Work to be completed:
Copy out, from the entries below, each line holding the string "nNational".

--- Start of Given records ---

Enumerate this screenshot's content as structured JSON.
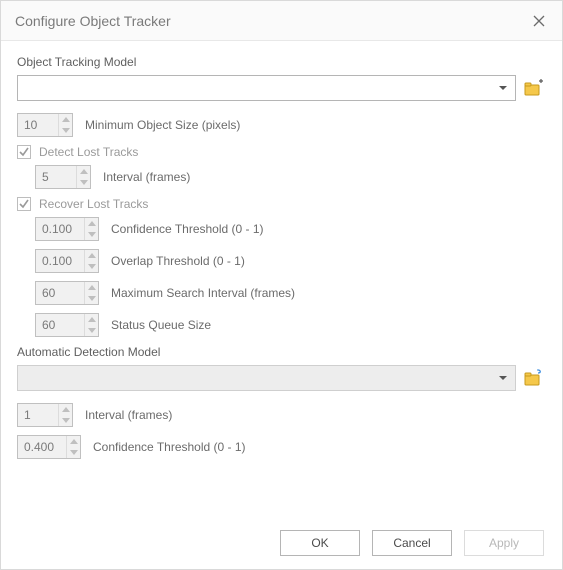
{
  "title": "Configure Object Tracker",
  "section1": {
    "label": "Object Tracking Model"
  },
  "minObjSize": {
    "value": "10",
    "label": "Minimum Object Size (pixels)"
  },
  "detectLost": {
    "label": "Detect Lost Tracks",
    "interval": {
      "value": "5",
      "label": "Interval (frames)"
    }
  },
  "recoverLost": {
    "label": "Recover Lost Tracks",
    "conf": {
      "value": "0.100",
      "label": "Confidence Threshold (0 - 1)"
    },
    "overlap": {
      "value": "0.100",
      "label": "Overlap Threshold (0 - 1)"
    },
    "maxSearch": {
      "value": "60",
      "label": "Maximum Search Interval (frames)"
    },
    "statusQ": {
      "value": "60",
      "label": "Status Queue Size"
    }
  },
  "autoDetect": {
    "label": "Automatic Detection Model",
    "interval": {
      "value": "1",
      "label": "Interval (frames)"
    },
    "conf": {
      "value": "0.400",
      "label": "Confidence Threshold (0 - 1)"
    }
  },
  "buttons": {
    "ok": "OK",
    "cancel": "Cancel",
    "apply": "Apply"
  }
}
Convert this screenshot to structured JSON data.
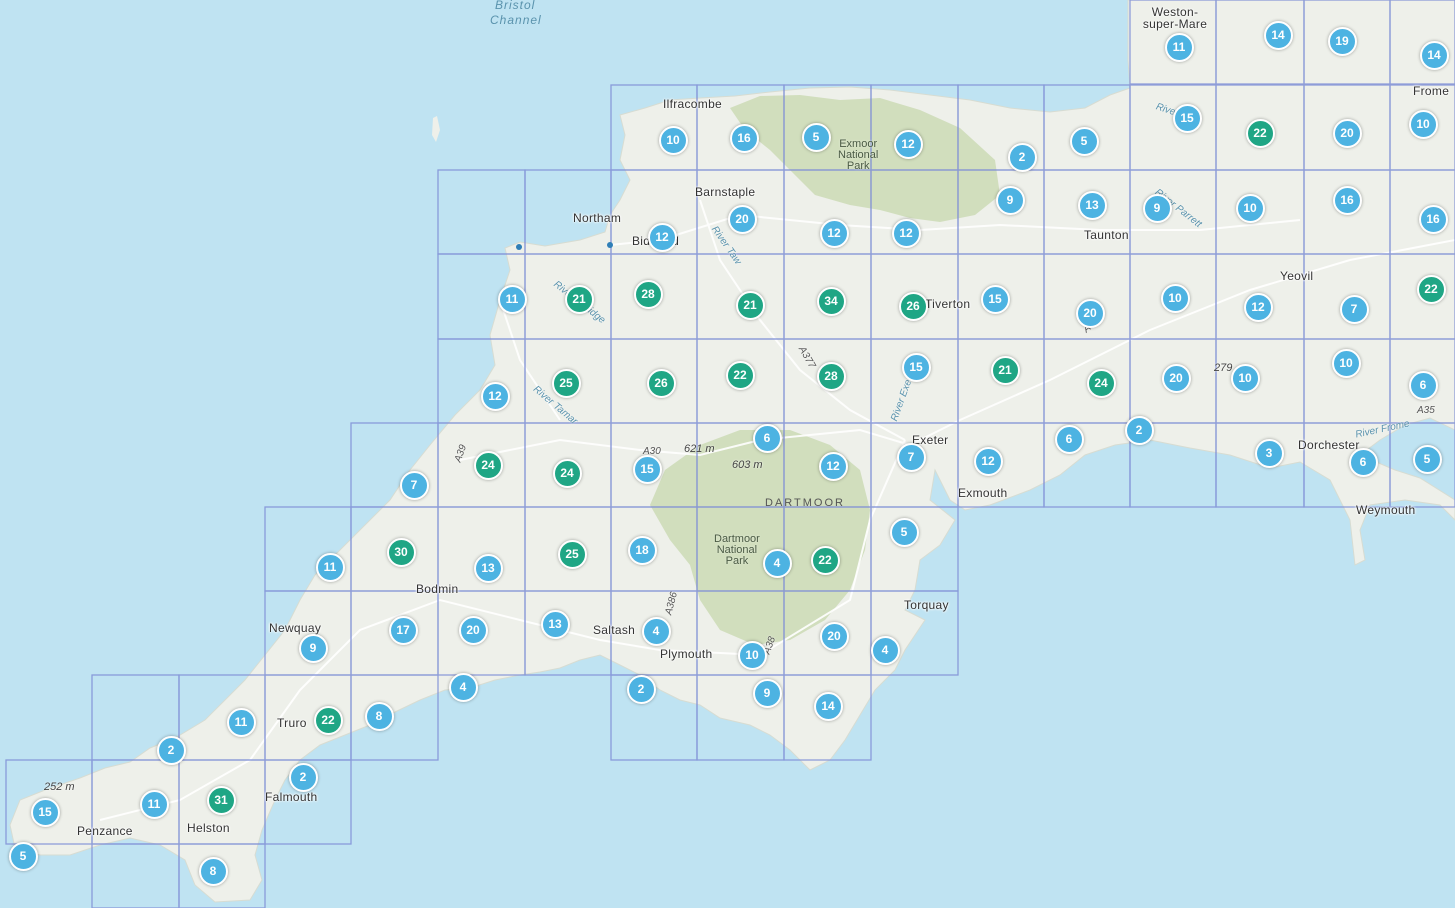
{
  "colors": {
    "sea": "#bfe3f2",
    "land": "#eef0ea",
    "national_park": "#cbdab5",
    "grid_line": "#7f8fd6",
    "cluster_small": "#4db3e2",
    "cluster_large": "#1fa685"
  },
  "water_labels": [
    "Bristol",
    "Channel"
  ],
  "places": [
    "Weston-super-Mare",
    "Ilfracombe",
    "Barnstaple",
    "Northam",
    "Bideford",
    "Taunton",
    "Yeovil",
    "Frome",
    "Tiverton",
    "Exeter",
    "Exmouth",
    "Dorchester",
    "Weymouth",
    "Torquay",
    "Plymouth",
    "Saltash",
    "Bodmin",
    "Newquay",
    "Truro",
    "Falmouth",
    "Helston",
    "Penzance"
  ],
  "parks": [
    "Exmoor\nNational\nPark",
    "Dartmoor\nNational\nPark"
  ],
  "region_labels": [
    "DARTMOOR"
  ],
  "elevations": [
    "621 m",
    "603 m",
    "252 m",
    "279"
  ],
  "rivers": [
    "River Taw",
    "River Torridge",
    "River Tamar",
    "River Exe",
    "River Parrett",
    "River Frome",
    "River Cue"
  ],
  "roads": [
    "A39",
    "A30",
    "A377",
    "A386",
    "A303",
    "A35",
    "A38"
  ],
  "clusters": [
    {
      "count": "11",
      "size": "small"
    },
    {
      "count": "14",
      "size": "small"
    },
    {
      "count": "19",
      "size": "small"
    },
    {
      "count": "14",
      "size": "small"
    },
    {
      "count": "10",
      "size": "small"
    },
    {
      "count": "16",
      "size": "small"
    },
    {
      "count": "5",
      "size": "small"
    },
    {
      "count": "12",
      "size": "small"
    },
    {
      "count": "2",
      "size": "small"
    },
    {
      "count": "5",
      "size": "small"
    },
    {
      "count": "15",
      "size": "small"
    },
    {
      "count": "22",
      "size": "large"
    },
    {
      "count": "20",
      "size": "small"
    },
    {
      "count": "10",
      "size": "small"
    },
    {
      "count": "9",
      "size": "small"
    },
    {
      "count": "13",
      "size": "small"
    },
    {
      "count": "9",
      "size": "small"
    },
    {
      "count": "10",
      "size": "small"
    },
    {
      "count": "16",
      "size": "small"
    },
    {
      "count": "16",
      "size": "small"
    },
    {
      "count": "20",
      "size": "small"
    },
    {
      "count": "12",
      "size": "small"
    },
    {
      "count": "12",
      "size": "small"
    },
    {
      "count": "12",
      "size": "small"
    },
    {
      "count": "11",
      "size": "small"
    },
    {
      "count": "21",
      "size": "large"
    },
    {
      "count": "28",
      "size": "large"
    },
    {
      "count": "21",
      "size": "large"
    },
    {
      "count": "34",
      "size": "large"
    },
    {
      "count": "26",
      "size": "large"
    },
    {
      "count": "15",
      "size": "small"
    },
    {
      "count": "20",
      "size": "small"
    },
    {
      "count": "10",
      "size": "small"
    },
    {
      "count": "12",
      "size": "small"
    },
    {
      "count": "7",
      "size": "small"
    },
    {
      "count": "22",
      "size": "large"
    },
    {
      "count": "12",
      "size": "small"
    },
    {
      "count": "25",
      "size": "large"
    },
    {
      "count": "26",
      "size": "large"
    },
    {
      "count": "22",
      "size": "large"
    },
    {
      "count": "28",
      "size": "large"
    },
    {
      "count": "15",
      "size": "small"
    },
    {
      "count": "21",
      "size": "large"
    },
    {
      "count": "24",
      "size": "large"
    },
    {
      "count": "20",
      "size": "small"
    },
    {
      "count": "10",
      "size": "small"
    },
    {
      "count": "10",
      "size": "small"
    },
    {
      "count": "6",
      "size": "small"
    },
    {
      "count": "6",
      "size": "small"
    },
    {
      "count": "2",
      "size": "small"
    },
    {
      "count": "3",
      "size": "small"
    },
    {
      "count": "6",
      "size": "small"
    },
    {
      "count": "5",
      "size": "small"
    },
    {
      "count": "7",
      "size": "small"
    },
    {
      "count": "24",
      "size": "large"
    },
    {
      "count": "24",
      "size": "large"
    },
    {
      "count": "15",
      "size": "small"
    },
    {
      "count": "12",
      "size": "small"
    },
    {
      "count": "7",
      "size": "small"
    },
    {
      "count": "12",
      "size": "small"
    },
    {
      "count": "6",
      "size": "small"
    },
    {
      "count": "11",
      "size": "small"
    },
    {
      "count": "30",
      "size": "large"
    },
    {
      "count": "13",
      "size": "small"
    },
    {
      "count": "25",
      "size": "large"
    },
    {
      "count": "18",
      "size": "small"
    },
    {
      "count": "4",
      "size": "small"
    },
    {
      "count": "22",
      "size": "large"
    },
    {
      "count": "5",
      "size": "small"
    },
    {
      "count": "9",
      "size": "small"
    },
    {
      "count": "17",
      "size": "small"
    },
    {
      "count": "20",
      "size": "small"
    },
    {
      "count": "13",
      "size": "small"
    },
    {
      "count": "4",
      "size": "small"
    },
    {
      "count": "10",
      "size": "small"
    },
    {
      "count": "20",
      "size": "small"
    },
    {
      "count": "4",
      "size": "small"
    },
    {
      "count": "4",
      "size": "small"
    },
    {
      "count": "2",
      "size": "small"
    },
    {
      "count": "9",
      "size": "small"
    },
    {
      "count": "14",
      "size": "small"
    },
    {
      "count": "11",
      "size": "small"
    },
    {
      "count": "22",
      "size": "large"
    },
    {
      "count": "8",
      "size": "small"
    },
    {
      "count": "2",
      "size": "small"
    },
    {
      "count": "2",
      "size": "small"
    },
    {
      "count": "15",
      "size": "small"
    },
    {
      "count": "11",
      "size": "small"
    },
    {
      "count": "31",
      "size": "large"
    },
    {
      "count": "5",
      "size": "small"
    },
    {
      "count": "8",
      "size": "small"
    }
  ]
}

--- End of Given records ---

Expected answer:
    "Exmoor\nNational\nPark",
    "Dartmoor\nNational\nPark"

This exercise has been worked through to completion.